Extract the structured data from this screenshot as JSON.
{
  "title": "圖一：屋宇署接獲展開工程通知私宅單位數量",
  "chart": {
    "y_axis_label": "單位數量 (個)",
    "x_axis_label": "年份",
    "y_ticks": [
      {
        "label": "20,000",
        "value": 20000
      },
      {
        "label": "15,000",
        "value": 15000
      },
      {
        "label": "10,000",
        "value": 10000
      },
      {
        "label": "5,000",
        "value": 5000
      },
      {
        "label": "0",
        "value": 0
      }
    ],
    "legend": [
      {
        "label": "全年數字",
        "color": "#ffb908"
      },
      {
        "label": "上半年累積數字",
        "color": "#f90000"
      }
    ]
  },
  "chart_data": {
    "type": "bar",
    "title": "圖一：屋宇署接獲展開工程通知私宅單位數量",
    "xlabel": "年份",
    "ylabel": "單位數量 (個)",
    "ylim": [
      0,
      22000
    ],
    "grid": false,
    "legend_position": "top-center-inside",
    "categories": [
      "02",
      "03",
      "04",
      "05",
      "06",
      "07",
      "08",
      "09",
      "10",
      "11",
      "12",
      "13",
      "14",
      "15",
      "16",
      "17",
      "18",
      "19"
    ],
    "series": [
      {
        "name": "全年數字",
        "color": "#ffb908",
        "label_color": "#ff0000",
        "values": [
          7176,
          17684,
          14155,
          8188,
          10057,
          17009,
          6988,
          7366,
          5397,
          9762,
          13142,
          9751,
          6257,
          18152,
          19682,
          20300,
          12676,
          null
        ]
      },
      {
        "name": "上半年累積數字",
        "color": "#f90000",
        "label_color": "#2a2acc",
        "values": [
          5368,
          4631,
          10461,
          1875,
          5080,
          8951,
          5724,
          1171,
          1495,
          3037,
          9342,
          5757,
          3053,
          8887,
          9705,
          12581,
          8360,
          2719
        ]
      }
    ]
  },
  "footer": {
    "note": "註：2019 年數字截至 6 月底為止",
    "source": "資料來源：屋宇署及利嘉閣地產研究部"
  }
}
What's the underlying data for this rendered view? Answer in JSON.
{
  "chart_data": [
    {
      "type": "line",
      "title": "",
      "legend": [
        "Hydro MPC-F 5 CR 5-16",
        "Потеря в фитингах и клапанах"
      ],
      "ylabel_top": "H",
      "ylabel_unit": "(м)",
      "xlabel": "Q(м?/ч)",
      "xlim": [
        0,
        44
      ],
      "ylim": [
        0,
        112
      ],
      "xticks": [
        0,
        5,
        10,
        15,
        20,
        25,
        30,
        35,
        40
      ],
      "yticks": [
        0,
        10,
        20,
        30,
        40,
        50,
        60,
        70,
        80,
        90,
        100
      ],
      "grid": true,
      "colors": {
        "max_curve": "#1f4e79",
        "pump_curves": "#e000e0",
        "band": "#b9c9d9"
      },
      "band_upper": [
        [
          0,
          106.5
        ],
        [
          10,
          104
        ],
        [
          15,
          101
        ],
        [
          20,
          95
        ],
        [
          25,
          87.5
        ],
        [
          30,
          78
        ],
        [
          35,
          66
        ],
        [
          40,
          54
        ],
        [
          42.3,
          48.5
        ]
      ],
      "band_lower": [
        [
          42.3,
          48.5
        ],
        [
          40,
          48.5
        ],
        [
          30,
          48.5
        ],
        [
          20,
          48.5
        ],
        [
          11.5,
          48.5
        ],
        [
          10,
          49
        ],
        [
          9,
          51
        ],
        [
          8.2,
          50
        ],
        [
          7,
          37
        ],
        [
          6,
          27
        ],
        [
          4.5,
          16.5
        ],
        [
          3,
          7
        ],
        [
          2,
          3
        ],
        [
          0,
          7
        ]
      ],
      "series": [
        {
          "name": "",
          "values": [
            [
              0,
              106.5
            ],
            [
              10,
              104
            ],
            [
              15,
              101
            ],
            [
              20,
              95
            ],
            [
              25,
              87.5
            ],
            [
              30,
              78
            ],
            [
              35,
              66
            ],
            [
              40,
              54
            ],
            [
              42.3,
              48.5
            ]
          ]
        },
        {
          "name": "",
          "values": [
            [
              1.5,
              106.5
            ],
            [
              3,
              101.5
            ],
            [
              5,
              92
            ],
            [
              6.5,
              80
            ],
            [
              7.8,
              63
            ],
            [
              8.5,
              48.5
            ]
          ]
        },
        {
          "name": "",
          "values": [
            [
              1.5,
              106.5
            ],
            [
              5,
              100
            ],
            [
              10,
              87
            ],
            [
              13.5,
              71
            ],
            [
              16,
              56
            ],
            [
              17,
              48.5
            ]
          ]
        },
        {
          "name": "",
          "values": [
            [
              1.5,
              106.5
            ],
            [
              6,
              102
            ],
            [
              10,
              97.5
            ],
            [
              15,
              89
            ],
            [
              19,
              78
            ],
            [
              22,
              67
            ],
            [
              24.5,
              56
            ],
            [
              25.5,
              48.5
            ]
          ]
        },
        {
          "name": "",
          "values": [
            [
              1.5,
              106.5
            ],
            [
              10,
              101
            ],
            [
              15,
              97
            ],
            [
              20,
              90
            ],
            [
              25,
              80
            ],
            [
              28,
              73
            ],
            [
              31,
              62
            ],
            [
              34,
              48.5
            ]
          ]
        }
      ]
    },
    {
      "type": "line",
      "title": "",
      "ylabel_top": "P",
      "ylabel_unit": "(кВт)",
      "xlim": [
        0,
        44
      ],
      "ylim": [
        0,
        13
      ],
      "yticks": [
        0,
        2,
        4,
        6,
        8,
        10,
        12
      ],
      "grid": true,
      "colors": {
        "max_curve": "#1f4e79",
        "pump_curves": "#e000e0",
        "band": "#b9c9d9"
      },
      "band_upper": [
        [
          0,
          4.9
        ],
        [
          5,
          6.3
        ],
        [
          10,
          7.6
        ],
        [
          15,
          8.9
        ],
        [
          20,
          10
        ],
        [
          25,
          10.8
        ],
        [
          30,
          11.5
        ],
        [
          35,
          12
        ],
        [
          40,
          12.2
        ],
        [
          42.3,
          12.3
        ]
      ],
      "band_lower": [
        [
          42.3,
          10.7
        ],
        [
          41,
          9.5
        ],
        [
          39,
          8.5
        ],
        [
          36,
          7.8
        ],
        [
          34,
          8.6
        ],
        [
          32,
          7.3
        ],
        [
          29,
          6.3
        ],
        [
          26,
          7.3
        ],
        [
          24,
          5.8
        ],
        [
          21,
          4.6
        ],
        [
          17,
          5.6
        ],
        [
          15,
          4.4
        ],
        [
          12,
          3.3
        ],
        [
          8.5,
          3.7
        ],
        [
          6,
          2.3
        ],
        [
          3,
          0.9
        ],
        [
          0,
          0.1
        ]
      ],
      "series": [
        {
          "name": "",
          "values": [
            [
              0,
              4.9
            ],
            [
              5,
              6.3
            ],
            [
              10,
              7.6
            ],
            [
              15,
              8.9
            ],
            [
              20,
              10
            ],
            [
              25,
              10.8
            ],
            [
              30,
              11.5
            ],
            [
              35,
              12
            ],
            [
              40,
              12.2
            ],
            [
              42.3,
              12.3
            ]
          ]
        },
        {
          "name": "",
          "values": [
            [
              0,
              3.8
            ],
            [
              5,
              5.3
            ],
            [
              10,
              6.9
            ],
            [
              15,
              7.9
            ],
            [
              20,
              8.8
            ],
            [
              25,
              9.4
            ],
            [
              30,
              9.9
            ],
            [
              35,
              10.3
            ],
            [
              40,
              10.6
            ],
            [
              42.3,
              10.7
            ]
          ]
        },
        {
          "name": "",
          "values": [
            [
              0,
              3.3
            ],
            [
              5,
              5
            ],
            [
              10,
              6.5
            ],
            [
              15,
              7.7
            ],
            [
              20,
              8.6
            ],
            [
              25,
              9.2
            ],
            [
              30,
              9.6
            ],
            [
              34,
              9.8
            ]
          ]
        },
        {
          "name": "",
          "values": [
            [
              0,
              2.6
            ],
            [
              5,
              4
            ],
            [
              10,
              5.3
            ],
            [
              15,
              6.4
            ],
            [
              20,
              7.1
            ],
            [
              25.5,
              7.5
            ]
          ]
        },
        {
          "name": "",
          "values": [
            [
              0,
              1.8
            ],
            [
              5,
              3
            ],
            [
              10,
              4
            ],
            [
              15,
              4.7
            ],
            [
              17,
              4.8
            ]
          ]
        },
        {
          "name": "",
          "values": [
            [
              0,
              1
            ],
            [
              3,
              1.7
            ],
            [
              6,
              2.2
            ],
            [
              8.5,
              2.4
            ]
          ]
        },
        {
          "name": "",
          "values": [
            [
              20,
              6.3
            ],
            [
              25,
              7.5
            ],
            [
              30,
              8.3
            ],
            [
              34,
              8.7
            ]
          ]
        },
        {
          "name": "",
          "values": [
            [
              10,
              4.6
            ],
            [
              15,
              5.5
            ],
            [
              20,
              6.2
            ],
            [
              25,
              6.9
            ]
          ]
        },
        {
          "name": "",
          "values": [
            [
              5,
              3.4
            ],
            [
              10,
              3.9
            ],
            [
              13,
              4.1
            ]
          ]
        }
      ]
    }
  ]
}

+++

- _The problem_
Return each line where "JSON" shows up.

- _Answer to the exercise_
Extract the structured data from this screenshot as JSON.
What's the underlying data for this rendered view? Answer in JSON.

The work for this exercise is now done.